AIM OF THE TASK:
Please give the lines from the first one through the line that contains "data-label: 10 [183, 336, 203, 352]", inclusive, as a Markdown table with the columns n and Line. Leave out blank lines.

Records from a collection:
## Begin

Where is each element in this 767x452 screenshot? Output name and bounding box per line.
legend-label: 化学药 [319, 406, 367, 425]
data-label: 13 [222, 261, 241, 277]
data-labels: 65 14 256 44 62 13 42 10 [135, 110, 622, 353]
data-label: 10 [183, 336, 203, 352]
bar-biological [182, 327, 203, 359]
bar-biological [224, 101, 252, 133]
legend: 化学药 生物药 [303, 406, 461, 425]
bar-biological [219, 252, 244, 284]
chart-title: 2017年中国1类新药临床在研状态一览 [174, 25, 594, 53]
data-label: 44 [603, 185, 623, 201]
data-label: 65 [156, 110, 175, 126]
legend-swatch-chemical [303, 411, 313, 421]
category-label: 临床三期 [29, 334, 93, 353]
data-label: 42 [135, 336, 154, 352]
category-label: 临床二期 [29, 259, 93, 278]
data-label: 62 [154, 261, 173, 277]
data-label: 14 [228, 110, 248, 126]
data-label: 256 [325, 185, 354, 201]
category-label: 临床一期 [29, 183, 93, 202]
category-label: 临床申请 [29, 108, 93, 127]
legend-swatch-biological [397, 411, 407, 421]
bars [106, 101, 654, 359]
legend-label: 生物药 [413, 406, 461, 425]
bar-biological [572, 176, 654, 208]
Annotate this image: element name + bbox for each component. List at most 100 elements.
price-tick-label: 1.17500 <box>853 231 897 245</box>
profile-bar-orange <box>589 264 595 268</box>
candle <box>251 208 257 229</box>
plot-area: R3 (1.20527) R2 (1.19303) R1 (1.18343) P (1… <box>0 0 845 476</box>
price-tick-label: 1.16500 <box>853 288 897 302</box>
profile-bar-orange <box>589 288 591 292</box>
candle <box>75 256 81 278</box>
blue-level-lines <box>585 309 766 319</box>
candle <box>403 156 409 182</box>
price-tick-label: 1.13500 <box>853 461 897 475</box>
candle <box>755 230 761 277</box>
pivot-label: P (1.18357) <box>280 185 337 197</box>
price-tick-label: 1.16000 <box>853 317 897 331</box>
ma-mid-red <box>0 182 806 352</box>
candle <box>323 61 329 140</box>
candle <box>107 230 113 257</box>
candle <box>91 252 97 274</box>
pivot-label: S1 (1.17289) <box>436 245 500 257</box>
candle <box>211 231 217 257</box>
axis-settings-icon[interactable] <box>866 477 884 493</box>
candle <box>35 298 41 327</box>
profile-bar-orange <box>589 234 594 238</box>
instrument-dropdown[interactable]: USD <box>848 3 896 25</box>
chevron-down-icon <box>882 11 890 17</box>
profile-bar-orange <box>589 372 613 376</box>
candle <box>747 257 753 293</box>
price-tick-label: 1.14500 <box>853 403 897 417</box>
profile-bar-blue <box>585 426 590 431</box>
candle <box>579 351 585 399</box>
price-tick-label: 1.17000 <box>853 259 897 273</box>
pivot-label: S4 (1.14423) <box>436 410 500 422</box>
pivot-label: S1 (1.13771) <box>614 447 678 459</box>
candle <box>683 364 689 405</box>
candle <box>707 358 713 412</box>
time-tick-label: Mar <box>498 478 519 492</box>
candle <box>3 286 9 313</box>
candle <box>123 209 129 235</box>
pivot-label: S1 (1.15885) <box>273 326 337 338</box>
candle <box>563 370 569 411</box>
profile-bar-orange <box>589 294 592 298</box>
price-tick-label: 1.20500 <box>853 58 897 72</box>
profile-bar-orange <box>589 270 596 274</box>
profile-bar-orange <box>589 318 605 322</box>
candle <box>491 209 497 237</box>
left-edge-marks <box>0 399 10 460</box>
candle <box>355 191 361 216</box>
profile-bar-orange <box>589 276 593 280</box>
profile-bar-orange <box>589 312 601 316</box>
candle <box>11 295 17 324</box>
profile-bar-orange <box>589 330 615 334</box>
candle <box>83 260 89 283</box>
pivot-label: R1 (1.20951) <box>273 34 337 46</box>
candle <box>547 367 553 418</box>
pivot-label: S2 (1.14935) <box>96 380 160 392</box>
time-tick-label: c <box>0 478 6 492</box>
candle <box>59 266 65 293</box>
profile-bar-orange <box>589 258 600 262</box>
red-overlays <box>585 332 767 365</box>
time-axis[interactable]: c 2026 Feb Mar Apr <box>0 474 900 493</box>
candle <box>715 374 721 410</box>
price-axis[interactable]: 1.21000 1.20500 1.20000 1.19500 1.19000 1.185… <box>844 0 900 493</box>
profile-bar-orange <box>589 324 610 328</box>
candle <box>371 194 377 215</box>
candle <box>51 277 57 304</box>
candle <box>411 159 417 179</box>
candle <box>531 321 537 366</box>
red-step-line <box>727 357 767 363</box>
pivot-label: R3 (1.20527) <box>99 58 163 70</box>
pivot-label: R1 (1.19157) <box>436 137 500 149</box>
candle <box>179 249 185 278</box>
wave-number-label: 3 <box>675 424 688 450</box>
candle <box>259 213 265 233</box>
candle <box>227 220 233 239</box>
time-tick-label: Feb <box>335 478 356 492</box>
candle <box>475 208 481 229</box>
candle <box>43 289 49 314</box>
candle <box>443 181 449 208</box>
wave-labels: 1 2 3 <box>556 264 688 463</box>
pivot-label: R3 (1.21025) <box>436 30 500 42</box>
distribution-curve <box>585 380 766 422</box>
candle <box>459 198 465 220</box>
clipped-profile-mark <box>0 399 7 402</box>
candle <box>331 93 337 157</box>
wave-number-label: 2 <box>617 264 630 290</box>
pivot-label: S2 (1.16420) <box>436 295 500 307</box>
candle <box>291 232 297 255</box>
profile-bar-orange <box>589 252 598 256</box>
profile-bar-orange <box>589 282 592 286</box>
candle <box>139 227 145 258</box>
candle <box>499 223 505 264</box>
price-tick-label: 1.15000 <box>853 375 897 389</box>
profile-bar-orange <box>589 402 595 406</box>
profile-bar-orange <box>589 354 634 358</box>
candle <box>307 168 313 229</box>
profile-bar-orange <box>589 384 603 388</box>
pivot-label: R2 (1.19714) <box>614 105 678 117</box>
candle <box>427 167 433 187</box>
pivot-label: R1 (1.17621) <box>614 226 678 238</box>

## End

SOLUTION TO THE PROBLEM:
| n | Line |
|---|---|
| 1 | Where is each element in this 767x452 screenshot? Output name and bounding box per line. |
| 2 | legend-label: 化学药 [319, 406, 367, 425] |
| 3 | data-label: 13 [222, 261, 241, 277] |
| 4 | data-labels: 65 14 256 44 62 13 42 10 [135, 110, 622, 353] |
| 5 | data-label: 10 [183, 336, 203, 352] |